- **Task details**: Select the lines that contain "during" and copy each of them.

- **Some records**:
------------

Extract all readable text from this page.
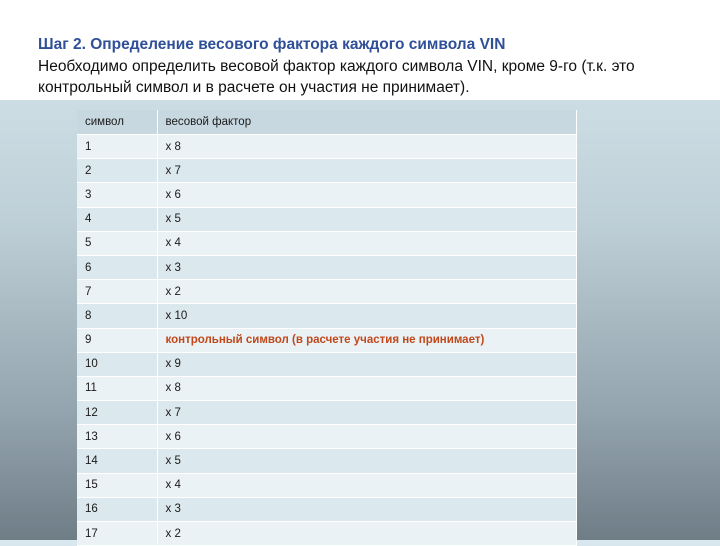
Шаг 2. Определение весового фактора каждого символа VIN
Необходимо определить весовой фактор каждого символа VIN, кроме 9-го (т.к. это контрольный символ и в расчете он участия не принимает).
символ	весовой фактор
1	x 8
2	x 7
3	x 6
4	x 5
5	x 4
6	x 3
7	x 2
8	x 10
9	контрольный символ (в расчете участия не принимает)
10	x 9
11	x 8
12	x 7
13	x 6
14	x 5
15	x 4
16	x 3
17	x 2
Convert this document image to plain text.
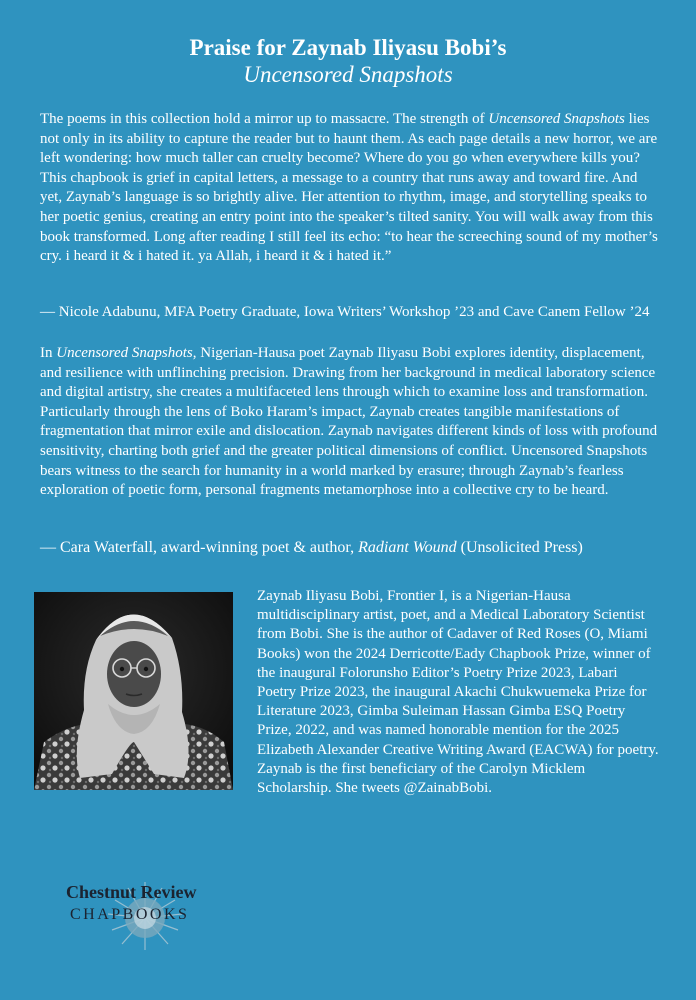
Praise for Zaynab Iliyasu Bobi’s
Uncensored Snapshots

The poems in this collection hold a mirror up to massacre. The strength of Uncensored Snapshots lies not only in its ability to capture the reader but to haunt them. As each page details a new horror, we are left wondering: how much taller can cruelty become? Where do you go when everywhere kills you? This chapbook is grief in capital letters, a message to a country that runs away and toward fire. And yet, Zaynab’s language is so brightly alive. Her attention to rhythm, image, and storytelling speaks to her poetic genius, creating an entry point into the speaker’s tilted sanity. You will walk away from this book transformed. Long after reading I still feel its echo: “to hear the screeching sound of my mother’s cry. i heard it & i hated it. ya Allah, i heard it & i hated it.”

— Nicole Adabunu, MFA Poetry Graduate, Iowa Writers’ Workshop ’23 and Cave Canem Fellow ’24

In Uncensored Snapshots, Nigerian-Hausa poet Zaynab Iliyasu Bobi explores identity, displacement, and resilience with unflinching precision. Drawing from her background in medical laboratory science and digital artistry, she creates a multifaceted lens through which to examine loss and transformation. Particularly through the lens of Boko Haram’s impact, Zaynab creates tangible manifestations of fragmentation that mirror exile and dislocation. Zaynab navigates different kinds of loss with profound sensitivity, charting both grief and the greater political dimensions of conflict. Uncensored Snapshots bears witness to the search for humanity in a world marked by erasure; through Zaynab’s fearless exploration of poetic form, personal fragments metamorphose into a collective cry to be heard.

— Cara Waterfall, award-winning poet & author, Radiant Wound (Unsolicited Press)

Zaynab Iliyasu Bobi, Frontier I, is a Nigerian-Hausa multidisciplinary artist, poet, and a Medical Laboratory Scientist from Bobi. She is the author of Cadaver of Red Roses (O, Miami Books) won the 2024 Derricotte/Eady Chapbook Prize, winner of the inaugural Folorunsho Editor’s Poetry Prize 2023, Labari Poetry Prize 2023, the inaugural Akachi Chukwuemeka Prize for Literature 2023, Gimba Suleiman Hassan Gimba ESQ Poetry Prize, 2022, and was named honorable mention for the 2025 Elizabeth Alexander Creative Writing Award (EACWA) for poetry. Zaynab is the first beneficiary of the Carolyn Micklem Scholarship. She tweets @ZainabBobi.

Chestnut Review
CHAPBOOKS
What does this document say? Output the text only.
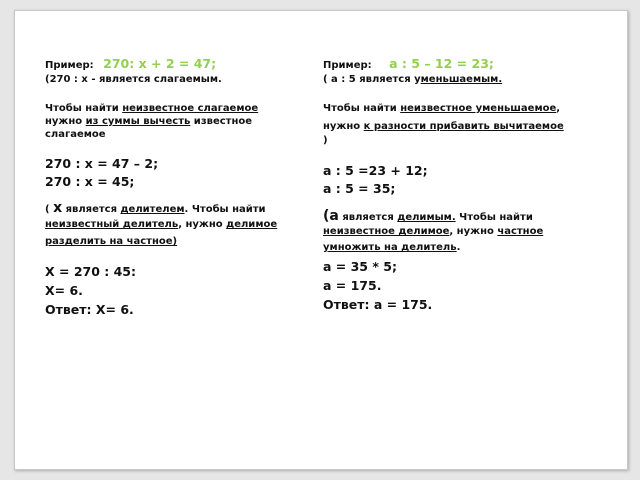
Пример: 270: х + 2 = 47;
(270 : х - является слагаемым.
Чтобы найти неизвестное слагаемое
нужно из суммы вычесть известное
слагаемое
270 : х = 47 – 2;
270 : х = 45;
( х является делителем. Чтобы найти
неизвестный делитель, нужно делимое
разделить на частное)
Х = 270 : 45:
Х= 6.
Ответ: Х= 6.
Пример: а : 5 – 12 = 23;
( а : 5 является уменьшаемым.
Чтобы найти неизвестное уменьшаемое,
нужно к разности прибавить вычитаемое
)
а : 5 =23 + 12;
а : 5 = 35;
(а является делимым. Чтобы найти
неизвестное делимое, нужно частное
умножить на делитель.
а = 35 * 5;
а = 175.
Ответ: а = 175.
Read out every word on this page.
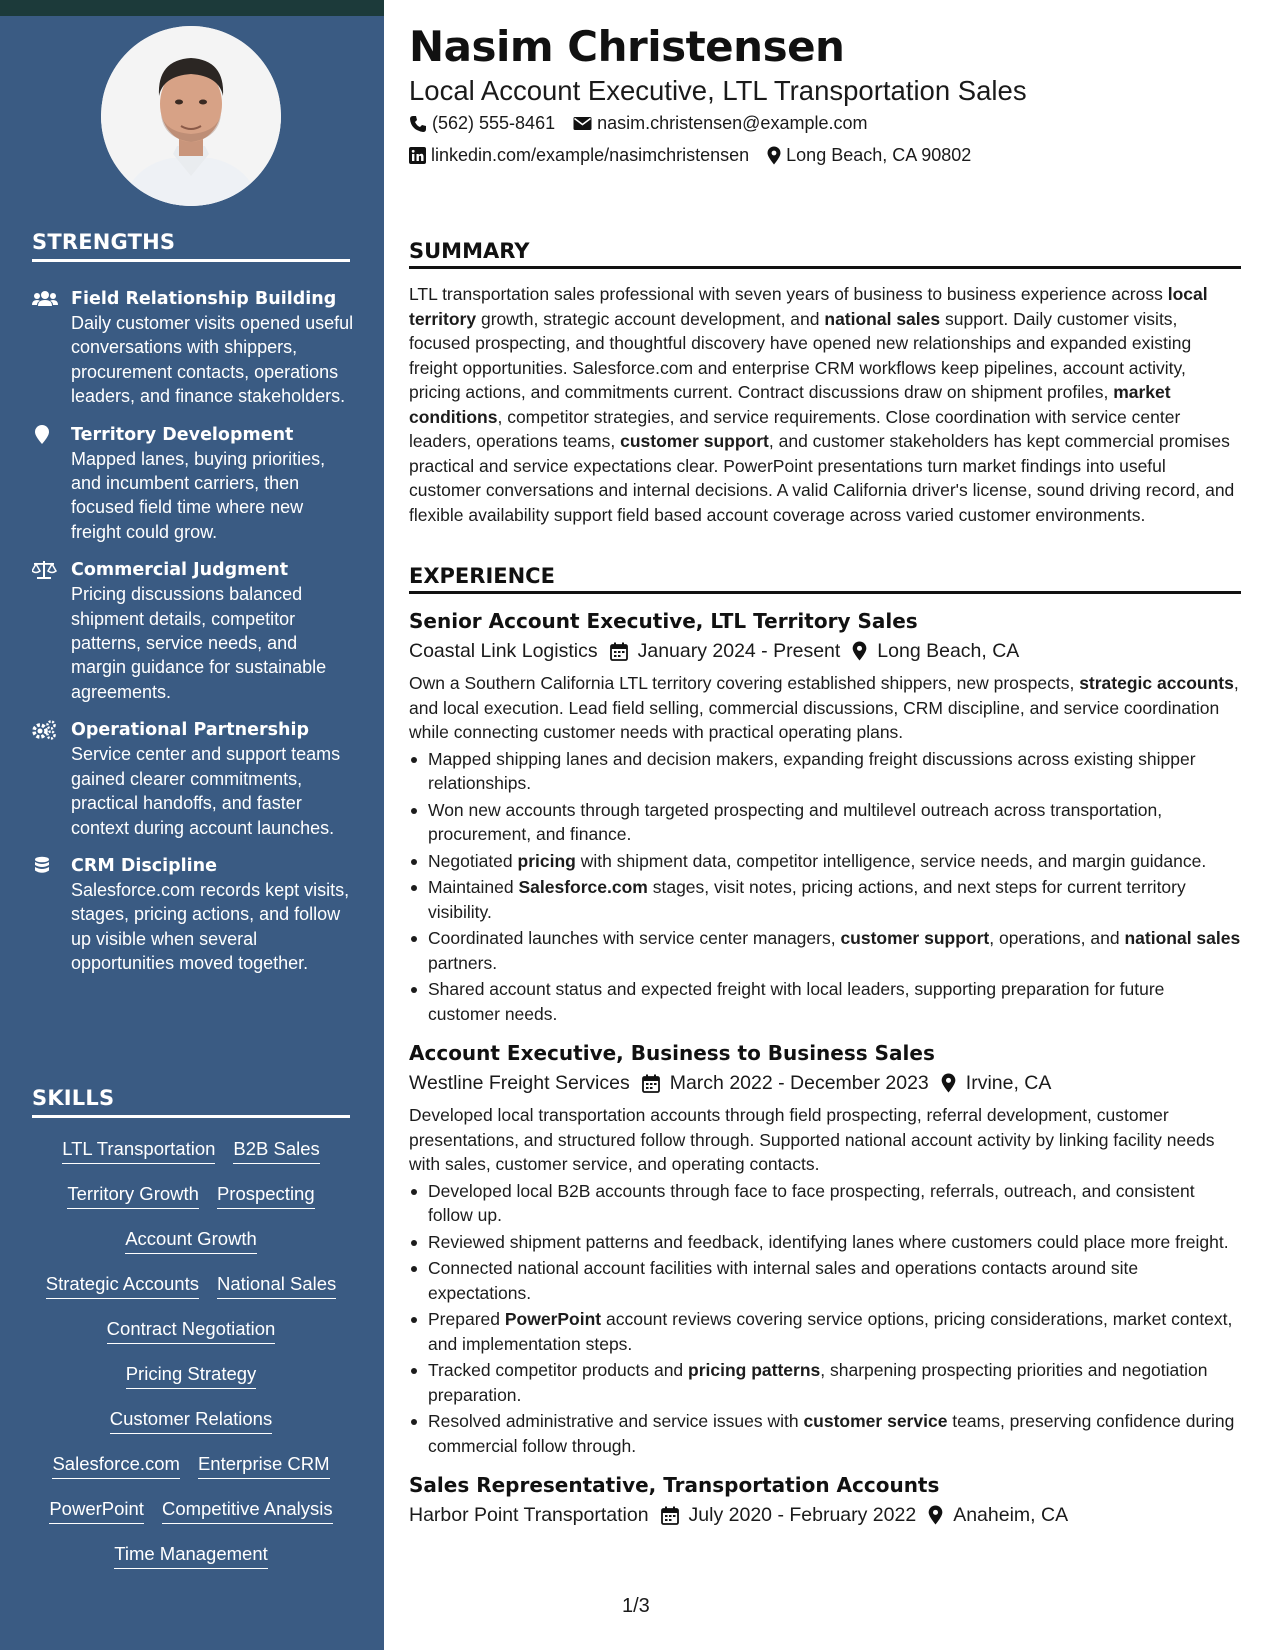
STRENGTHS
Field Relationship Building
Daily customer visits opened useful conversations with shippers, procurement contacts, operations leaders, and finance stakeholders.
Territory Development
Mapped lanes, buying priorities, and incumbent carriers, then focused field time where new freight could grow.
Commercial Judgment
Pricing discussions balanced shipment details, competitor patterns, service needs, and margin guidance for sustainable agreements.
Operational Partnership
Service center and support teams gained clearer commitments, practical handoffs, and faster context during account launches.
CRM Discipline
Salesforce.com records kept visits, stages, pricing actions, and follow up visible when several opportunities moved together.
SKILLS
LTL Transportation B2B Sales
Territory Growth Prospecting
Account Growth
Strategic Accounts National Sales
Contract Negotiation
Pricing Strategy
Customer Relations
Salesforce.com Enterprise CRM
PowerPoint Competitive Analysis
Time Management
Nasim Christensen
Local Account Executive, LTL Transportation Sales
(562) 555-8461 nasim.christensen@example.com
linkedin.com/example/nasimchristensen Long Beach, CA 90802
SUMMARY
LTL transportation sales professional with seven years of business to business experience across local territory growth, strategic account development, and national sales support. Daily customer visits, focused prospecting, and thoughtful discovery have opened new relationships and expanded existing freight opportunities. Salesforce.com and enterprise CRM workflows keep pipelines, account activity, pricing actions, and commitments current. Contract discussions draw on shipment profiles, market conditions, competitor strategies, and service requirements. Close coordination with service center leaders, operations teams, customer support, and customer stakeholders has kept commercial promises practical and service expectations clear. PowerPoint presentations turn market findings into useful customer conversations and internal decisions. A valid California driver's license, sound driving record, and flexible availability support field based account coverage across varied customer environments.
EXPERIENCE
Senior Account Executive, LTL Territory Sales
Coastal Link Logistics January 2024 - Present Long Beach, CA
Own a Southern California LTL territory covering established shippers, new prospects, strategic accounts, and local execution. Lead field selling, commercial discussions, CRM discipline, and service coordination while connecting customer needs with practical operating plans.
Mapped shipping lanes and decision makers, expanding freight discussions across existing shipper relationships.
Won new accounts through targeted prospecting and multilevel outreach across transportation, procurement, and finance.
Negotiated pricing with shipment data, competitor intelligence, service needs, and margin guidance.
Maintained Salesforce.com stages, visit notes, pricing actions, and next steps for current territory visibility.
Coordinated launches with service center managers, customer support, operations, and national sales partners.
Shared account status and expected freight with local leaders, supporting preparation for future customer needs.
Account Executive, Business to Business Sales
Westline Freight Services March 2022 - December 2023 Irvine, CA
Developed local transportation accounts through field prospecting, referral development, customer presentations, and structured follow through. Supported national account activity by linking facility needs with sales, customer service, and operating contacts.
Developed local B2B accounts through face to face prospecting, referrals, outreach, and consistent follow up.
Reviewed shipment patterns and feedback, identifying lanes where customers could place more freight.
Connected national account facilities with internal sales and operations contacts around site expectations.
Prepared PowerPoint account reviews covering service options, pricing considerations, market context, and implementation steps.
Tracked competitor products and pricing patterns, sharpening prospecting priorities and negotiation preparation.
Resolved administrative and service issues with customer service teams, preserving confidence during commercial follow through.
Sales Representative, Transportation Accounts
Harbor Point Transportation July 2020 - February 2022 Anaheim, CA
1/3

------------

- **Final result**:
Service center and support teams gained clearer commitments, practical handoffs, and faster context during account launches.
Resolved administrative and service issues with customer service teams, preserving confidence during commercial follow through.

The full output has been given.